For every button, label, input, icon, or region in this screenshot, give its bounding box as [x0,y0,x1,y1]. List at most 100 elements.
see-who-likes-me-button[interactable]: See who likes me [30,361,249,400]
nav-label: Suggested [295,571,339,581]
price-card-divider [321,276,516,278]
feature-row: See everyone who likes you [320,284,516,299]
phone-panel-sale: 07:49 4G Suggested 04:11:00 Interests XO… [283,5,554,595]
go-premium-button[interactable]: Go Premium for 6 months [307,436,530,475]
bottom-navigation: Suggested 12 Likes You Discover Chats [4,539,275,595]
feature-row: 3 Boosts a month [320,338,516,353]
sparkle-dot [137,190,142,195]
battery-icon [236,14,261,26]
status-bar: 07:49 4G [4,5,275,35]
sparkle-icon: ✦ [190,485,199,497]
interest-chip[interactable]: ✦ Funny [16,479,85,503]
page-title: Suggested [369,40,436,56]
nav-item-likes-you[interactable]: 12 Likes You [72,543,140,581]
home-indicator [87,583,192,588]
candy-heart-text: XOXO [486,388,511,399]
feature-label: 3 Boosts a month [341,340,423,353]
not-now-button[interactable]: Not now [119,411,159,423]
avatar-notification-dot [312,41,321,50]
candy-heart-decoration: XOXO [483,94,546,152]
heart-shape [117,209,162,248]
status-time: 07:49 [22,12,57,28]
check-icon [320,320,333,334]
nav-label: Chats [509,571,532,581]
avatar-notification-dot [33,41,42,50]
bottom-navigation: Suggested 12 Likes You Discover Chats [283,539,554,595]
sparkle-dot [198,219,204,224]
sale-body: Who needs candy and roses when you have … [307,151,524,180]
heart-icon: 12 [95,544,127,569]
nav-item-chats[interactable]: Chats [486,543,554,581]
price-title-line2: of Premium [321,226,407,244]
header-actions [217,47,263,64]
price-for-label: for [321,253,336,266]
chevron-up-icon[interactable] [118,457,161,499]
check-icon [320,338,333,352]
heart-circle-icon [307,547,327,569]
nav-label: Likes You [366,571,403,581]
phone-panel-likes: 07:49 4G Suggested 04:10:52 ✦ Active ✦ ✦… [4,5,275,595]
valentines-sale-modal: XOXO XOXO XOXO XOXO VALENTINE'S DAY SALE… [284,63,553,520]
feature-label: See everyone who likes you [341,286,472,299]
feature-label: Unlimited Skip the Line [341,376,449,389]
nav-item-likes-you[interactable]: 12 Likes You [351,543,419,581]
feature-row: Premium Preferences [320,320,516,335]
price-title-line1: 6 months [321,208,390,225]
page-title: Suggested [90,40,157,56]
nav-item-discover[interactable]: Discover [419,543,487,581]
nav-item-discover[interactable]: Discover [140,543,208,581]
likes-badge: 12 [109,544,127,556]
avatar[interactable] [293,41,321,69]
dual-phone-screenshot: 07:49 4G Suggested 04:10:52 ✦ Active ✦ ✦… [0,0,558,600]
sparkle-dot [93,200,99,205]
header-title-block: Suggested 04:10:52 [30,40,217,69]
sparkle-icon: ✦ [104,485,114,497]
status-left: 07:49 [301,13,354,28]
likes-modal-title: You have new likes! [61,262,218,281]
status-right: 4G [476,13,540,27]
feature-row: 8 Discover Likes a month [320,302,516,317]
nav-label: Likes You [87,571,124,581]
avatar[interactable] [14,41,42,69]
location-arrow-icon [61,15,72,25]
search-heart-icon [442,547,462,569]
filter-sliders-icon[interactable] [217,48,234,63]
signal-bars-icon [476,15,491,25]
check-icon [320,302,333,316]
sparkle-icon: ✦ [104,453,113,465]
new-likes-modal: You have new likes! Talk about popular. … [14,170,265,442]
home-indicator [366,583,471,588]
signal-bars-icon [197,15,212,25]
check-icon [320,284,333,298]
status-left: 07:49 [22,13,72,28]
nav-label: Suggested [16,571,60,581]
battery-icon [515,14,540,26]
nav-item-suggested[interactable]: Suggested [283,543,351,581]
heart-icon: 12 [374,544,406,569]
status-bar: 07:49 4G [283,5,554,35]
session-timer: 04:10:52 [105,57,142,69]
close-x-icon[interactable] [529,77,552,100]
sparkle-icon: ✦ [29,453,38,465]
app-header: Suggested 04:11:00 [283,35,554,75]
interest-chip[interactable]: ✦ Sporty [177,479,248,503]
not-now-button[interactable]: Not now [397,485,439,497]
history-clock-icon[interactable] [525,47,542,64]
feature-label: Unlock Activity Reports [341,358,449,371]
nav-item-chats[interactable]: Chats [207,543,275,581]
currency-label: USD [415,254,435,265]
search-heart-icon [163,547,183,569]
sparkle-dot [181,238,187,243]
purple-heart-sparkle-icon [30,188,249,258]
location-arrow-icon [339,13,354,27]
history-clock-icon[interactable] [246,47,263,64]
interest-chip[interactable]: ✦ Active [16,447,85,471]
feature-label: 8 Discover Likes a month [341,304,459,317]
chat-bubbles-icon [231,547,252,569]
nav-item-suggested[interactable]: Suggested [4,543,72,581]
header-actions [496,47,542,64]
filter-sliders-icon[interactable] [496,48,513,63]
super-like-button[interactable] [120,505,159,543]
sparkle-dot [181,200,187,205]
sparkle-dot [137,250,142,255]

****************

• The task
Can you copy the entries above word for word, from the first line through the line containing "check-icon [320,320,333,334]", with both of those lines included?

• Written reply
For every button, label, input, icon, or region in this screenshot, give its bounding box as [x0,y0,x1,y1]. List at most 100 elements.
see-who-likes-me-button[interactable]: See who likes me [30,361,249,400]
nav-label: Suggested [295,571,339,581]
price-card-divider [321,276,516,278]
feature-row: See everyone who likes you [320,284,516,299]
phone-panel-sale: 07:49 4G Suggested 04:11:00 Interests XO… [283,5,554,595]
go-premium-button[interactable]: Go Premium for 6 months [307,436,530,475]
bottom-navigation: Suggested 12 Likes You Discover Chats [4,539,275,595]
feature-row: 3 Boosts a month [320,338,516,353]
sparkle-dot [137,190,142,195]
battery-icon [236,14,261,26]
status-bar: 07:49 4G [4,5,275,35]
sparkle-icon: ✦ [190,485,199,497]
interest-chip[interactable]: ✦ Funny [16,479,85,503]
page-title: Suggested [369,40,436,56]
nav-item-likes-you[interactable]: 12 Likes You [72,543,140,581]
home-indicator [87,583,192,588]
candy-heart-text: XOXO [486,388,511,399]
feature-label: 3 Boosts a month [341,340,423,353]
not-now-button[interactable]: Not now [119,411,159,423]
avatar-notification-dot [312,41,321,50]
candy-heart-decoration: XOXO [483,94,546,152]
heart-shape [117,209,162,248]
status-time: 07:49 [22,12,57,28]
check-icon [320,320,333,334]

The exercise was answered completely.